>> begin Supplied material
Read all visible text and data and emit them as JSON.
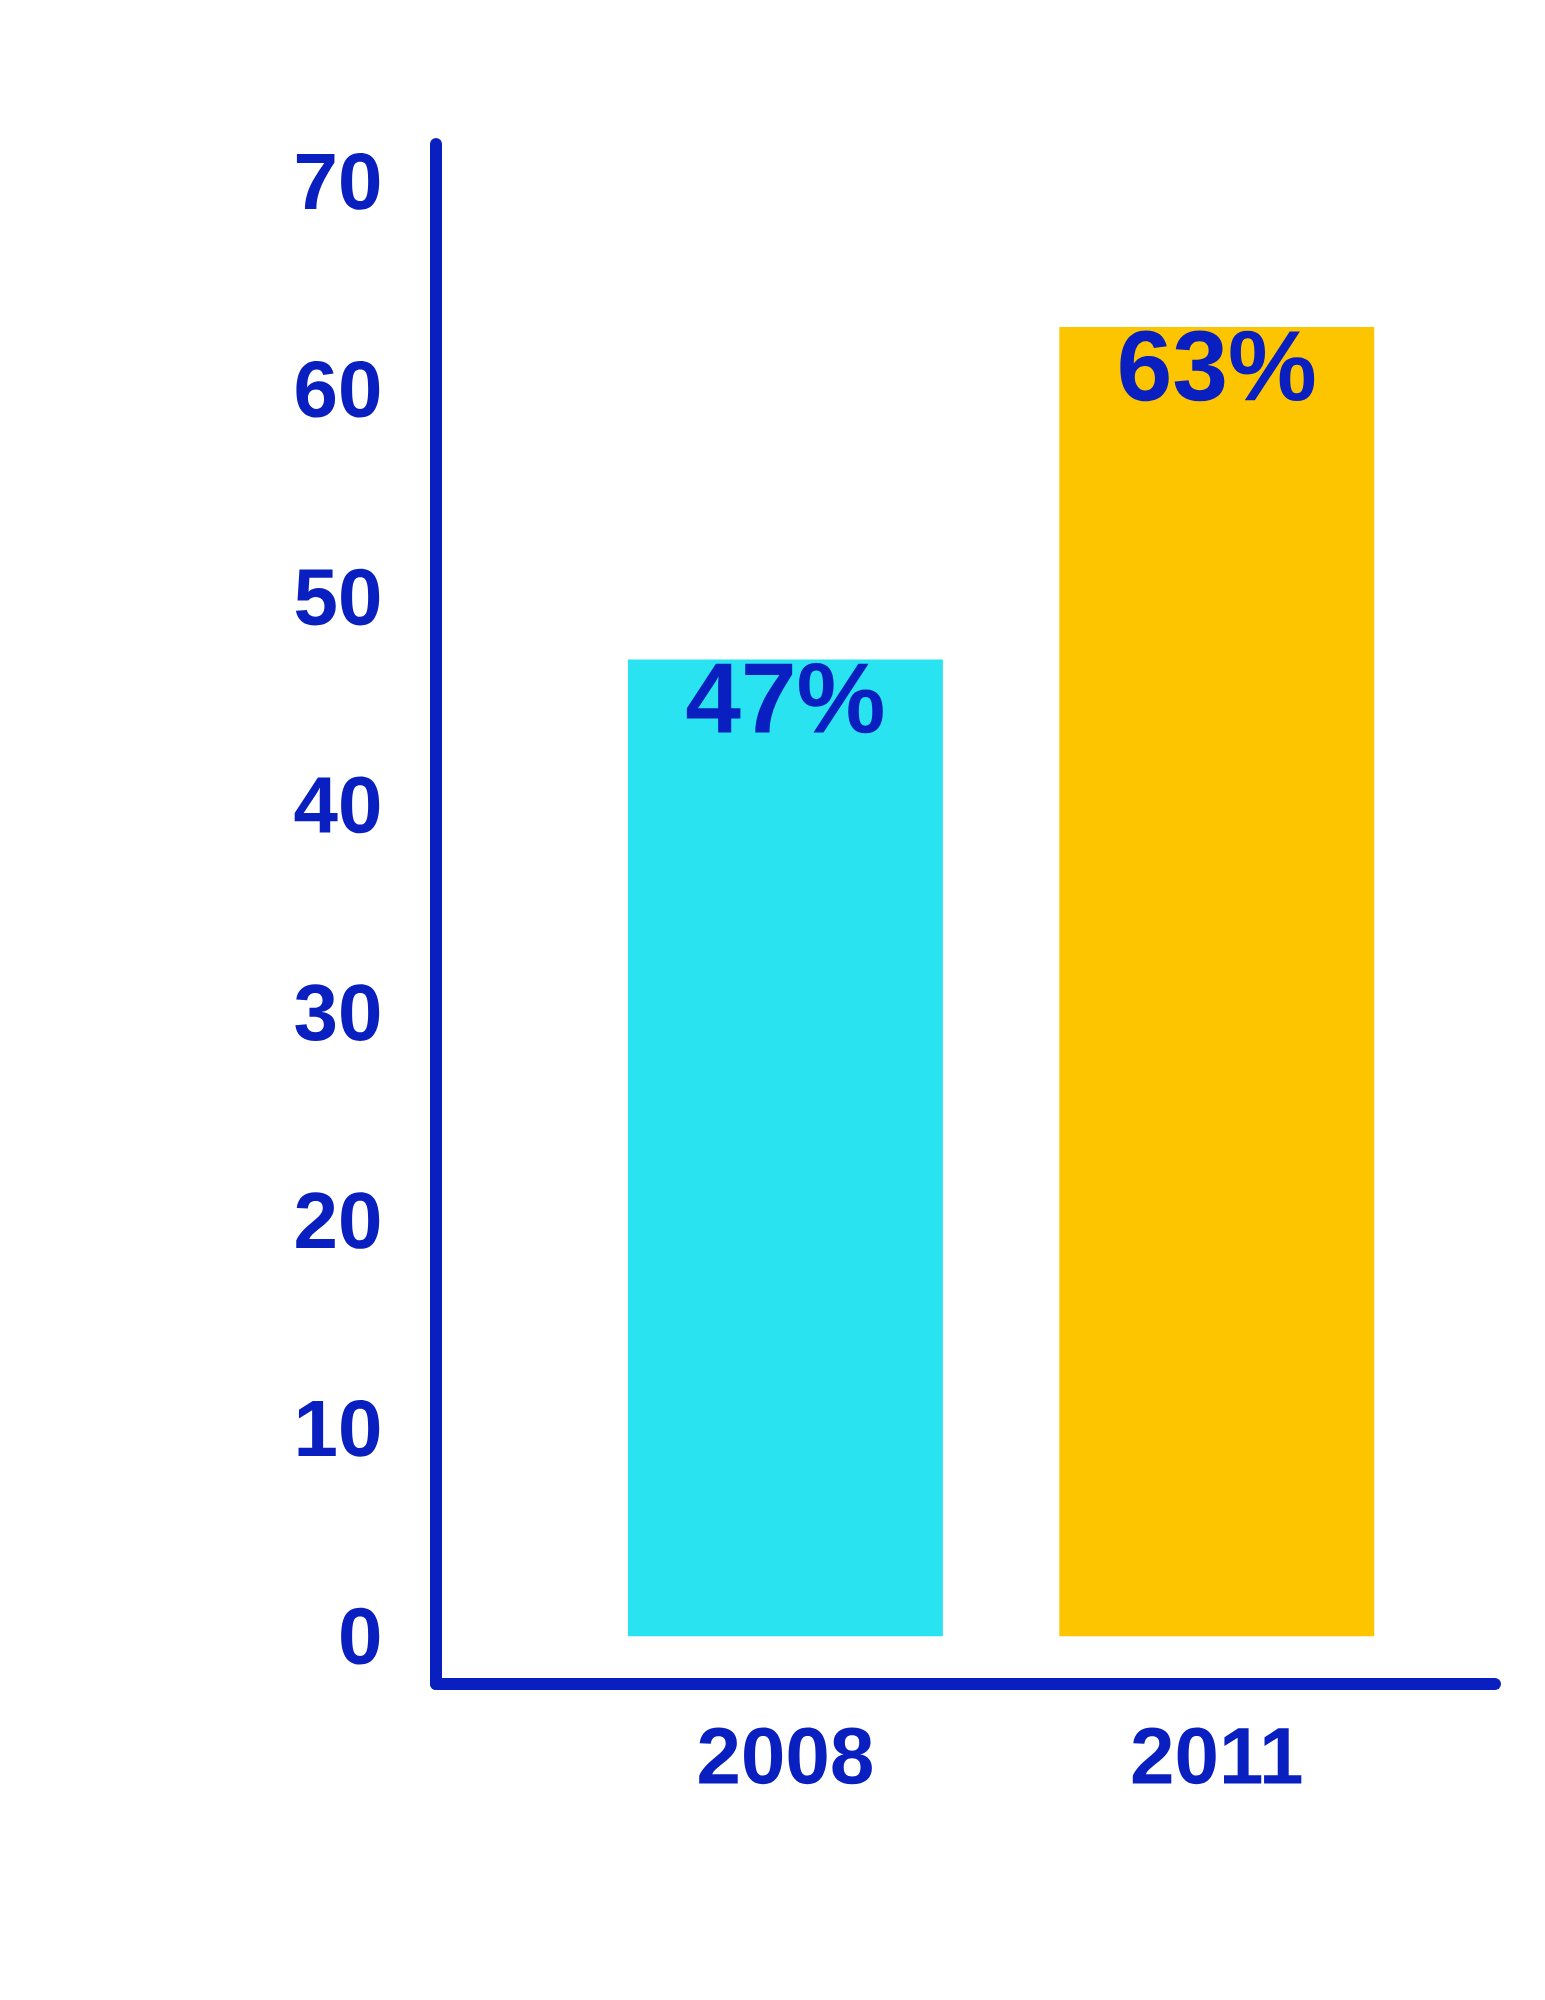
{
  "chart_data": {
    "type": "bar",
    "categories": [
      "2008",
      "2011"
    ],
    "values": [
      47,
      63
    ],
    "colors": [
      "#29e3f0",
      "#fdc500"
    ],
    "value_labels": [
      "47%",
      "63%"
    ],
    "ylim": [
      -2.3,
      71.8
    ],
    "yticks": [
      0,
      10,
      20,
      30,
      40,
      50,
      60,
      70
    ],
    "grid": false
  }
}
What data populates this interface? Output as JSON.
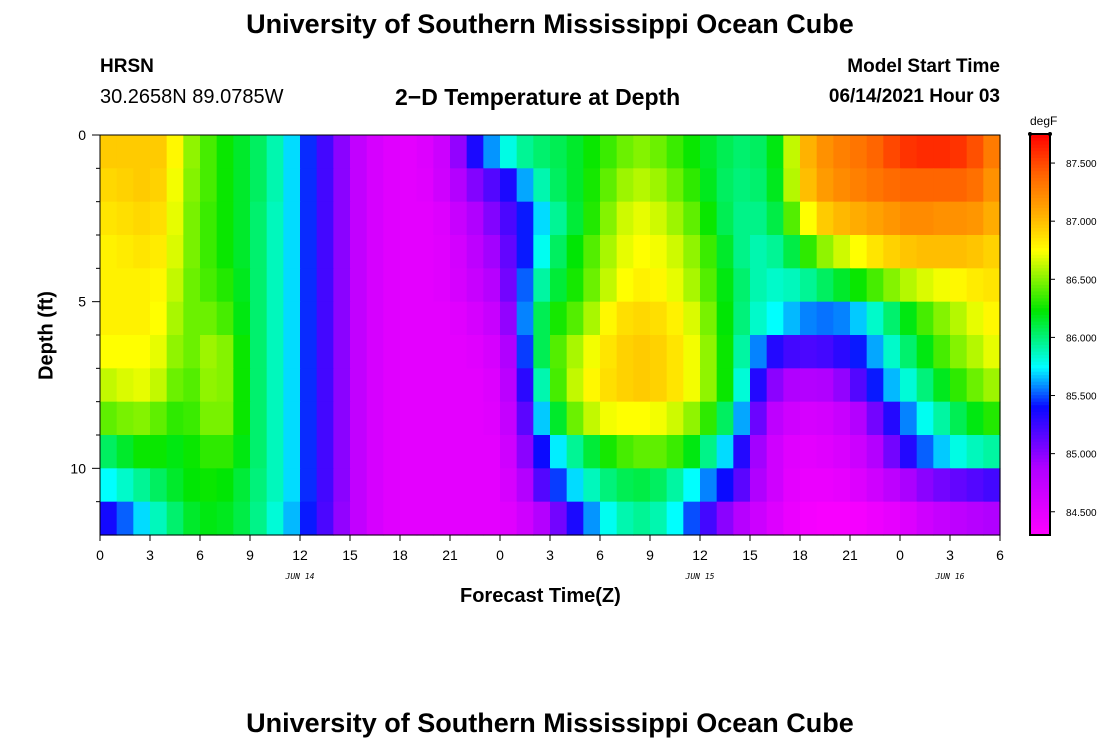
>> end Supplied material
Given instruction -
Pictures are excluded; repeat every record exactly.

Final result -
Read all visible text and data and emit them as JSON.
{
  "chart_data": {
    "type": "bar",
    "categories": [
      "2008",
      "2011"
    ],
    "values": [
      47,
      63
    ],
    "colors": [
      "#29e3f0",
      "#fdc500"
    ],
    "value_labels": [
      "47%",
      "63%"
    ],
    "ylim": [
      -2.3,
      71.8
    ],
    "yticks": [
      0,
      10,
      20,
      30,
      40,
      50,
      60,
      70
    ],
    "grid": false
  }
}
What data populates this interface? Output as JSON.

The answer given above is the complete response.